DATA ENTRIES:
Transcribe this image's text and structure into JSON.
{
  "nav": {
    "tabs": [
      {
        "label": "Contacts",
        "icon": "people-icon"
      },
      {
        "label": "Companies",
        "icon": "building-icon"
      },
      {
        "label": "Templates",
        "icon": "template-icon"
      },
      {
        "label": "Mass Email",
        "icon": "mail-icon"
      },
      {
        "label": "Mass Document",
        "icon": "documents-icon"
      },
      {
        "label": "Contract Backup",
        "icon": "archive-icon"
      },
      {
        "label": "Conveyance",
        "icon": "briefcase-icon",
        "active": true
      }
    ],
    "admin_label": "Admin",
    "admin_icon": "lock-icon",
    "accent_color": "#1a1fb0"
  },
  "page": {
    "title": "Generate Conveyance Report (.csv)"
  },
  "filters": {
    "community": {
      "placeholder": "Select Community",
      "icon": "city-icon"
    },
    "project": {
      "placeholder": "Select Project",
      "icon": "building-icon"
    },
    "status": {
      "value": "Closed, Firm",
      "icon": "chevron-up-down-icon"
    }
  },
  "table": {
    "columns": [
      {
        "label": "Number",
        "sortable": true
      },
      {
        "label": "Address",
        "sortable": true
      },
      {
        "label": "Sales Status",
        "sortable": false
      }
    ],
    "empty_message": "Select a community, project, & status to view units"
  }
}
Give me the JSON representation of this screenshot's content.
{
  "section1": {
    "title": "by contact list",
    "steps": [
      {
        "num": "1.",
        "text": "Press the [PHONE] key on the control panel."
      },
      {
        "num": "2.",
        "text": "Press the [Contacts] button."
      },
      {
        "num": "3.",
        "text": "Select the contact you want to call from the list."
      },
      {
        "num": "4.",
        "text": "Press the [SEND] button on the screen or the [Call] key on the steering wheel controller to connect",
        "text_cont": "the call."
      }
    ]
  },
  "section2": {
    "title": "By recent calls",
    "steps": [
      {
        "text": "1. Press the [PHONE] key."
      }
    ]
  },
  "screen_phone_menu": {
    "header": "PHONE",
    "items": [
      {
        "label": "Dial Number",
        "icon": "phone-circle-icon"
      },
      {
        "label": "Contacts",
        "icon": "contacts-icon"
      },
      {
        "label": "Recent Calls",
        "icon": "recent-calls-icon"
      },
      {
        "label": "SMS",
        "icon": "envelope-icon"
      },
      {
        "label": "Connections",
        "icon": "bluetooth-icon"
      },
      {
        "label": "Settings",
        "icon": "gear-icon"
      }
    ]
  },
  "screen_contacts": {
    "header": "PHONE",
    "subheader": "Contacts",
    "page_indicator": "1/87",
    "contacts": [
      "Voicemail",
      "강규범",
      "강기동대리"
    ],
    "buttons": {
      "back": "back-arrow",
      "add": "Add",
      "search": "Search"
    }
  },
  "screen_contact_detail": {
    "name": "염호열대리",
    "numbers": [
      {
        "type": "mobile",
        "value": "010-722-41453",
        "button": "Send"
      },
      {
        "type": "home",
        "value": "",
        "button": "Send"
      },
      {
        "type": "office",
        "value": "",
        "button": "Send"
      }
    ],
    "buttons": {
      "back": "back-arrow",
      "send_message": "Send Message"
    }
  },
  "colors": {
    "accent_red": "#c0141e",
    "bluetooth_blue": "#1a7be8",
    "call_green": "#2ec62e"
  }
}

REQUIREMENT: Each line of the material should be echoed exactly.

COMPLETE ANSWER:
Transcribe this image's text and structure into JSON.
{
  "nav": {
    "tabs": [
      {
        "label": "Contacts",
        "icon": "people-icon"
      },
      {
        "label": "Companies",
        "icon": "building-icon"
      },
      {
        "label": "Templates",
        "icon": "template-icon"
      },
      {
        "label": "Mass Email",
        "icon": "mail-icon"
      },
      {
        "label": "Mass Document",
        "icon": "documents-icon"
      },
      {
        "label": "Contract Backup",
        "icon": "archive-icon"
      },
      {
        "label": "Conveyance",
        "icon": "briefcase-icon",
        "active": true
      }
    ],
    "admin_label": "Admin",
    "admin_icon": "lock-icon",
    "accent_color": "#1a1fb0"
  },
  "page": {
    "title": "Generate Conveyance Report (.csv)"
  },
  "filters": {
    "community": {
      "placeholder": "Select Community",
      "icon": "city-icon"
    },
    "project": {
      "placeholder": "Select Project",
      "icon": "building-icon"
    },
    "status": {
      "value": "Closed, Firm",
      "icon": "chevron-up-down-icon"
    }
  },
  "table": {
    "columns": [
      {
        "label": "Number",
        "sortable": true
      },
      {
        "label": "Address",
        "sortable": true
      },
      {
        "label": "Sales Status",
        "sortable": false
      }
    ],
    "empty_message": "Select a community, project, & status to view units"
  }
}
Give me the JSON representation of this screenshot's content.
{
  "section1": {
    "title": "by contact list",
    "steps": [
      {
        "num": "1.",
        "text": "Press the [PHONE] key on the control panel."
      },
      {
        "num": "2.",
        "text": "Press the [Contacts] button."
      },
      {
        "num": "3.",
        "text": "Select the contact you want to call from the list."
      },
      {
        "num": "4.",
        "text": "Press the [SEND] button on the screen or the [Call] key on the steering wheel controller to connect",
        "text_cont": "the call."
      }
    ]
  },
  "section2": {
    "title": "By recent calls",
    "steps": [
      {
        "text": "1. Press the [PHONE] key."
      }
    ]
  },
  "screen_phone_menu": {
    "header": "PHONE",
    "items": [
      {
        "label": "Dial Number",
        "icon": "phone-circle-icon"
      },
      {
        "label": "Contacts",
        "icon": "contacts-icon"
      },
      {
        "label": "Recent Calls",
        "icon": "recent-calls-icon"
      },
      {
        "label": "SMS",
        "icon": "envelope-icon"
      },
      {
        "label": "Connections",
        "icon": "bluetooth-icon"
      },
      {
        "label": "Settings",
        "icon": "gear-icon"
      }
    ]
  },
  "screen_contacts": {
    "header": "PHONE",
    "subheader": "Contacts",
    "page_indicator": "1/87",
    "contacts": [
      "Voicemail",
      "강규범",
      "강기동대리"
    ],
    "buttons": {
      "back": "back-arrow",
      "add": "Add",
      "search": "Search"
    }
  },
  "screen_contact_detail": {
    "name": "염호열대리",
    "numbers": [
      {
        "type": "mobile",
        "value": "010-722-41453",
        "button": "Send"
      },
      {
        "type": "home",
        "value": "",
        "button": "Send"
      },
      {
        "type": "office",
        "value": "",
        "button": "Send"
      }
    ],
    "buttons": {
      "back": "back-arrow",
      "send_message": "Send Message"
    }
  },
  "colors": {
    "accent_red": "#c0141e",
    "bluetooth_blue": "#1a7be8",
    "call_green": "#2ec62e"
  }
}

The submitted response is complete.